## EXERCISE DIRECTIONS
Write the records below out in full, character for character, with no pictures.

## GIVEN DATA

┄┄┄┄┄┄┄┄┄┄┄┄┄┄┄┄┄┄┄┄

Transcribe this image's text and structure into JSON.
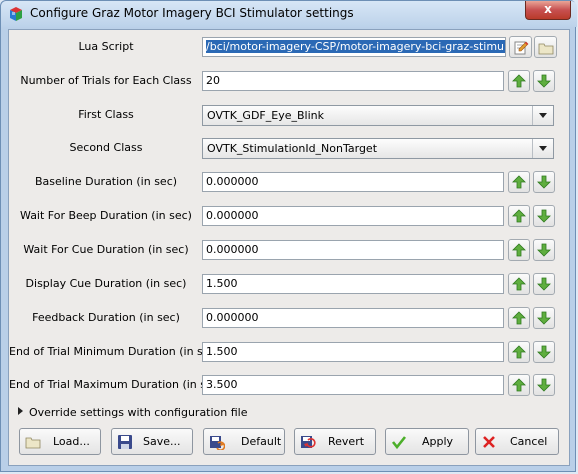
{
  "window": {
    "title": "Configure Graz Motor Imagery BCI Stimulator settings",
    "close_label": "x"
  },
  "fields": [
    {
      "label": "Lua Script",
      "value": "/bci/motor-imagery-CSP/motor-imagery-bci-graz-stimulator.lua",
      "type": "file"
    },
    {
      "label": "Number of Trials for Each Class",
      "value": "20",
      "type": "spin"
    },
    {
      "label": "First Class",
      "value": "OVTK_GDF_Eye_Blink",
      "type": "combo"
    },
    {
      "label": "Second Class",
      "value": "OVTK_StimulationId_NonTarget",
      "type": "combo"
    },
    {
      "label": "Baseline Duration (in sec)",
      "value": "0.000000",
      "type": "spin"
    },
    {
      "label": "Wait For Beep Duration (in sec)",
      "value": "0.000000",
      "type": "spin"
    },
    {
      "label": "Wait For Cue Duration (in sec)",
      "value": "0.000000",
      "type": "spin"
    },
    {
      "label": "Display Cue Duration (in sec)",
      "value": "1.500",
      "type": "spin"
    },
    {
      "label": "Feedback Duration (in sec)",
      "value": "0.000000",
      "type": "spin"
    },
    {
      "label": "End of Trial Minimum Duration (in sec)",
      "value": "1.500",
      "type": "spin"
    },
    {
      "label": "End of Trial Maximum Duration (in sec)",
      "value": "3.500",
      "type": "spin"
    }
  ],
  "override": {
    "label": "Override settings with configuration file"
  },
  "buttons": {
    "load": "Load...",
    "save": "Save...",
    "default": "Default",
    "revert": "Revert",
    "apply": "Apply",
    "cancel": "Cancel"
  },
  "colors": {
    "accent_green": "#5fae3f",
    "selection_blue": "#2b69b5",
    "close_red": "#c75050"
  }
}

┄┄┄┄┄┄┄┄┄┄┄┄┄┄┄┄┄┄┄┄

## ANSWER TO THE EXERCISE
Transcribe this image's text and structure into JSON.
{
  "window": {
    "title": "Configure Graz Motor Imagery BCI Stimulator settings",
    "close_label": "x"
  },
  "fields": [
    {
      "label": "Lua Script",
      "value": "/bci/motor-imagery-CSP/motor-imagery-bci-graz-stimulator.lua",
      "type": "file"
    },
    {
      "label": "Number of Trials for Each Class",
      "value": "20",
      "type": "spin"
    },
    {
      "label": "First Class",
      "value": "OVTK_GDF_Eye_Blink",
      "type": "combo"
    },
    {
      "label": "Second Class",
      "value": "OVTK_StimulationId_NonTarget",
      "type": "combo"
    },
    {
      "label": "Baseline Duration (in sec)",
      "value": "0.000000",
      "type": "spin"
    },
    {
      "label": "Wait For Beep Duration (in sec)",
      "value": "0.000000",
      "type": "spin"
    },
    {
      "label": "Wait For Cue Duration (in sec)",
      "value": "0.000000",
      "type": "spin"
    },
    {
      "label": "Display Cue Duration (in sec)",
      "value": "1.500",
      "type": "spin"
    },
    {
      "label": "Feedback Duration (in sec)",
      "value": "0.000000",
      "type": "spin"
    },
    {
      "label": "End of Trial Minimum Duration (in sec)",
      "value": "1.500",
      "type": "spin"
    },
    {
      "label": "End of Trial Maximum Duration (in sec)",
      "value": "3.500",
      "type": "spin"
    }
  ],
  "override": {
    "label": "Override settings with configuration file"
  },
  "buttons": {
    "load": "Load...",
    "save": "Save...",
    "default": "Default",
    "revert": "Revert",
    "apply": "Apply",
    "cancel": "Cancel"
  },
  "colors": {
    "accent_green": "#5fae3f",
    "selection_blue": "#2b69b5",
    "close_red": "#c75050"
  }
}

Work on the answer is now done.